• Short problem: Wherever the string "profit" occurs in a line of these records, report that line.

• Materials provided:
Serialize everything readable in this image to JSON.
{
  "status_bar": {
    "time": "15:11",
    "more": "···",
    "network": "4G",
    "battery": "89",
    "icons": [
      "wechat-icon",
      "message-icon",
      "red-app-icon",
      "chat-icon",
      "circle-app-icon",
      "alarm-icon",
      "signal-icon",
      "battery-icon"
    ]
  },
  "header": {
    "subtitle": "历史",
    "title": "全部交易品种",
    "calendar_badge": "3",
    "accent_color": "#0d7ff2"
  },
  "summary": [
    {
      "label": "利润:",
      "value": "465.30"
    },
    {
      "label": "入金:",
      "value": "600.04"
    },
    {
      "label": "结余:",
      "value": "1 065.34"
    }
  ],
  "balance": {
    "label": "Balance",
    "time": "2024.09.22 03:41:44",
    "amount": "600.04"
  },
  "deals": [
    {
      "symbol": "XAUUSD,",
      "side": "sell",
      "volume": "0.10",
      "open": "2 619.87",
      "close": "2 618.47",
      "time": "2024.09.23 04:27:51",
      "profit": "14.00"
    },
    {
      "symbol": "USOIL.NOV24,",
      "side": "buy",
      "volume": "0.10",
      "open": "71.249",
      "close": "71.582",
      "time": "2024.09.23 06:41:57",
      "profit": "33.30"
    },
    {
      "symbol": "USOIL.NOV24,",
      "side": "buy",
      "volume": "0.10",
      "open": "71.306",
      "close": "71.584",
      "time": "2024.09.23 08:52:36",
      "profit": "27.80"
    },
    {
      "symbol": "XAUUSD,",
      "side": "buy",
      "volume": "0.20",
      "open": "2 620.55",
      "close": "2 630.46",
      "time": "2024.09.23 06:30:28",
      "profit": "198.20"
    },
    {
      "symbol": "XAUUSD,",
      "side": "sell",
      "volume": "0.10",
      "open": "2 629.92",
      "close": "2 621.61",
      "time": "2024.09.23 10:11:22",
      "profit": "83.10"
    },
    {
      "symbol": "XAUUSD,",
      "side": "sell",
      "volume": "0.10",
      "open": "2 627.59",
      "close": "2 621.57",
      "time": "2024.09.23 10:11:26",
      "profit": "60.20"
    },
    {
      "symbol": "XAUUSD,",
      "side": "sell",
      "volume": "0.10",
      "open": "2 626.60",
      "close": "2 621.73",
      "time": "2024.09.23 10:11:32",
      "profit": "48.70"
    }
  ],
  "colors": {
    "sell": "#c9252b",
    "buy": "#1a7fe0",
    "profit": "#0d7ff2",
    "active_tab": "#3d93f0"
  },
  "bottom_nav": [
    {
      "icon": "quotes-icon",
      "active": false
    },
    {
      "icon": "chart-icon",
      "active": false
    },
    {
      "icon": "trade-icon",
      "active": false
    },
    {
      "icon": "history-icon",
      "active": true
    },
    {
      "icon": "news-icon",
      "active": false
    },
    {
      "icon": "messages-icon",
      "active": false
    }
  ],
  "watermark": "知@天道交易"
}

• The output:
      "profit": "14.00"
      "profit": "33.30"
      "profit": "27.80"
      "profit": "198.20"
      "profit": "83.10"
      "profit": "60.20"
      "profit": "48.70"
    "profit": "#0d7ff2",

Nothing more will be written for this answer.